● REQUIRED TASK
Starting at the line that holds "Read out every word on this page.", set down each line through the end of the listing, exactly as written and with nothing added.
+ + + + +
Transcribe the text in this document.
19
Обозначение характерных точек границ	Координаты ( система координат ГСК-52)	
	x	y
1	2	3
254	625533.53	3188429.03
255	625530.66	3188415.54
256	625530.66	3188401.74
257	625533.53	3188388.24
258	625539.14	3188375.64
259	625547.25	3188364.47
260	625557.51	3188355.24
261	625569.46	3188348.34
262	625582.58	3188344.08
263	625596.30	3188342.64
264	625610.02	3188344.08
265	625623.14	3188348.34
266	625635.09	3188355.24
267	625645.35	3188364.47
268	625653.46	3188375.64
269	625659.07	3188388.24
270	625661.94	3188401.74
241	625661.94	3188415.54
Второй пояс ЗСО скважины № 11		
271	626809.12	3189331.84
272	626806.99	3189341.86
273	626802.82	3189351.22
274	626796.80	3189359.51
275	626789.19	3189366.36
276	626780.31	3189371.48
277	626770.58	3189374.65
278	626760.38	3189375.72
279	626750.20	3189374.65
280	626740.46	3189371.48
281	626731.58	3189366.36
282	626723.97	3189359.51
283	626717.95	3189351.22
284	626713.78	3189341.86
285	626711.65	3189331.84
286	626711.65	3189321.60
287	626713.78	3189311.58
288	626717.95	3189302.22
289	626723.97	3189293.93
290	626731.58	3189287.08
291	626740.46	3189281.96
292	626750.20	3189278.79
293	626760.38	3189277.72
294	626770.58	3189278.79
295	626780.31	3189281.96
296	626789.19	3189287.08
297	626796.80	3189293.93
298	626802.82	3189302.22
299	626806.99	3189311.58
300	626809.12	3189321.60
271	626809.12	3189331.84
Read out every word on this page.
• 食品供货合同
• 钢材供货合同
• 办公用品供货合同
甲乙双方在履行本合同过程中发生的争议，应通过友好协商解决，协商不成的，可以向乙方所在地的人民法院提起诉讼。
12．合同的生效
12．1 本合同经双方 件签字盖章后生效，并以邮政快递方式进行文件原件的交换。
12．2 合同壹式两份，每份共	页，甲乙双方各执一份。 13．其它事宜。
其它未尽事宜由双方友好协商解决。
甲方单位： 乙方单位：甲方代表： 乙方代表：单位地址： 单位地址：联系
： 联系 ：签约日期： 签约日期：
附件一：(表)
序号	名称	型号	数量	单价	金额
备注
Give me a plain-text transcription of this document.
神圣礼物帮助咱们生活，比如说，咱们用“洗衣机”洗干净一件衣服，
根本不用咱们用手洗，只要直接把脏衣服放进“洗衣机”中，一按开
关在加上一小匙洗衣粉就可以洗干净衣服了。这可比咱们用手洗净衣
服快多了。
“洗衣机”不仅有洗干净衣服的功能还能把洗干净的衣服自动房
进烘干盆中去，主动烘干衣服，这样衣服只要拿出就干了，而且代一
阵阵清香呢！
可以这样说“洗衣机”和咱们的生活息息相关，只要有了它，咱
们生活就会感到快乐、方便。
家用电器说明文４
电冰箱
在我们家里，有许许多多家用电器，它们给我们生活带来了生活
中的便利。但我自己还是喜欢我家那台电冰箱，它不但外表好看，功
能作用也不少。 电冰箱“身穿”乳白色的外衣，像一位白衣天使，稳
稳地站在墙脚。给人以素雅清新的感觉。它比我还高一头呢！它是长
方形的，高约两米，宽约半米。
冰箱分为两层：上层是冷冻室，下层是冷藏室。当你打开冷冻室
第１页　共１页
+ + + + +
● OUTPUT OF THE EXERCISE
Read out every word on this page.
• 食品供货合同
• 钢材供货合同
• 办公用品供货合同
甲乙双方在履行本合同过程中发生的争议，应通过友好协商解决，协商不成的，可以向乙方所在地的人民法院提起诉讼。
12．合同的生效
12．1 本合同经双方 件签字盖章后生效，并以邮政快递方式进行文件原件的交换。
12．2 合同壹式两份，每份共	页，甲乙双方各执一份。 13．其它事宜。
其它未尽事宜由双方友好协商解决。
甲方单位： 乙方单位：甲方代表： 乙方代表：单位地址： 单位地址：联系
： 联系 ：签约日期： 签约日期：
附件一：(表)
序号	名称	型号	数量	单价	金额
备注
Give me a plain-text transcription of this document.
神圣礼物帮助咱们生活，比如说，咱们用“洗衣机”洗干净一件衣服，
根本不用咱们用手洗，只要直接把脏衣服放进“洗衣机”中，一按开
关在加上一小匙洗衣粉就可以洗干净衣服了。这可比咱们用手洗净衣
服快多了。
“洗衣机”不仅有洗干净衣服的功能还能把洗干净的衣服自动房
进烘干盆中去，主动烘干衣服，这样衣服只要拿出就干了，而且代一
阵阵清香呢！
可以这样说“洗衣机”和咱们的生活息息相关，只要有了它，咱
们生活就会感到快乐、方便。
家用电器说明文４
电冰箱
在我们家里，有许许多多家用电器，它们给我们生活带来了生活
中的便利。但我自己还是喜欢我家那台电冰箱，它不但外表好看，功
能作用也不少。 电冰箱“身穿”乳白色的外衣，像一位白衣天使，稳
稳地站在墙脚。给人以素雅清新的感觉。它比我还高一头呢！它是长
方形的，高约两米，宽约半米。
冰箱分为两层：上层是冷冻室，下层是冷藏室。当你打开冷冻室
第１页　共１页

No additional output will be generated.